> [Exercise requirements] Scan the lines below; pull out those with "caja".

> [Working data]
•••••
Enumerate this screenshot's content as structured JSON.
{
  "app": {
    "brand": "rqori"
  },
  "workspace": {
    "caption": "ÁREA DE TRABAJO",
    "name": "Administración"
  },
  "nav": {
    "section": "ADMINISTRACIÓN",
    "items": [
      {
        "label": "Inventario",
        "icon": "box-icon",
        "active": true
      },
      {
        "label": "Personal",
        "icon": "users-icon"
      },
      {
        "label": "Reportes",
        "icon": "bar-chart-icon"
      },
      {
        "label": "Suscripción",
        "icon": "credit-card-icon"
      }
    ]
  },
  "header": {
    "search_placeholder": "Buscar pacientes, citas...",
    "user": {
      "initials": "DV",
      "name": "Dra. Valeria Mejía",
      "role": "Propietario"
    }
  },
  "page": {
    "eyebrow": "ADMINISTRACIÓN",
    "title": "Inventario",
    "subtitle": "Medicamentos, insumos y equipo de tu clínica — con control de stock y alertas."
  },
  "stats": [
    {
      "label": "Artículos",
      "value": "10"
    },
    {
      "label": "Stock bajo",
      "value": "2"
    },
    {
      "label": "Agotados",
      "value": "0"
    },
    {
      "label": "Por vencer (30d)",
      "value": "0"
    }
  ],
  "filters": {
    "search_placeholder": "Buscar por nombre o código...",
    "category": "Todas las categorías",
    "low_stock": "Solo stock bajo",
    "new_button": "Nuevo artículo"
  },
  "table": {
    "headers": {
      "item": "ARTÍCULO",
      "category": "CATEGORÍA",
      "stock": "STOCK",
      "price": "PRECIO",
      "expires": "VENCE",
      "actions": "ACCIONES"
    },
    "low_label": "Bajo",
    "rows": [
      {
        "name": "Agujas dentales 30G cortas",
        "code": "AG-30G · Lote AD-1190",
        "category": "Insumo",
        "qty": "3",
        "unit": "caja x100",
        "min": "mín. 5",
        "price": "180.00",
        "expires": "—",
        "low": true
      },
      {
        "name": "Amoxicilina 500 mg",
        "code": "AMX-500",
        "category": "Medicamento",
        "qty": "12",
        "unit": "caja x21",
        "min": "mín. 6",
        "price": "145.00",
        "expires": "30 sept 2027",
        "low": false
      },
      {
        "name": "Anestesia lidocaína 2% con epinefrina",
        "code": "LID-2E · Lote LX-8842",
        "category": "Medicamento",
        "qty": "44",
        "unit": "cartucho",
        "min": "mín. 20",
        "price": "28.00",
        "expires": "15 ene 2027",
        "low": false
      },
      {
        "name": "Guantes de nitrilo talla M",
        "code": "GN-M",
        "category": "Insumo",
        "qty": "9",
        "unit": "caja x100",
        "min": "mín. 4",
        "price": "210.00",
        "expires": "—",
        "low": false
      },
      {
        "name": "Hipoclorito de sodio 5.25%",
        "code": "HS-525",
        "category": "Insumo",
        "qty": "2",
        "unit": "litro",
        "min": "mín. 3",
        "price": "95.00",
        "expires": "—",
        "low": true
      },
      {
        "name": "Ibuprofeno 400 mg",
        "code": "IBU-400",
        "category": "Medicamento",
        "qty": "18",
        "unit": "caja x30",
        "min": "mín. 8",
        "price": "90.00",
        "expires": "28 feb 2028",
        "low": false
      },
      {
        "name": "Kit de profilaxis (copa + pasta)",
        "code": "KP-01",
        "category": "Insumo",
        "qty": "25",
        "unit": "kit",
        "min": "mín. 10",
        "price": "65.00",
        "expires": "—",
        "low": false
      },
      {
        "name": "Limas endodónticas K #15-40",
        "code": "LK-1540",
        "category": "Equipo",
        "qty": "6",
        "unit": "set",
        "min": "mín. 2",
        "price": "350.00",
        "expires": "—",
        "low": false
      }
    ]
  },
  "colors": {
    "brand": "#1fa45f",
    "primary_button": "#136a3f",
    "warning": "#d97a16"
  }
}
•••••
> [Final answer]
        "unit": "caja x100",
        "unit": "caja x21",
        "unit": "caja x100",
        "unit": "caja x30",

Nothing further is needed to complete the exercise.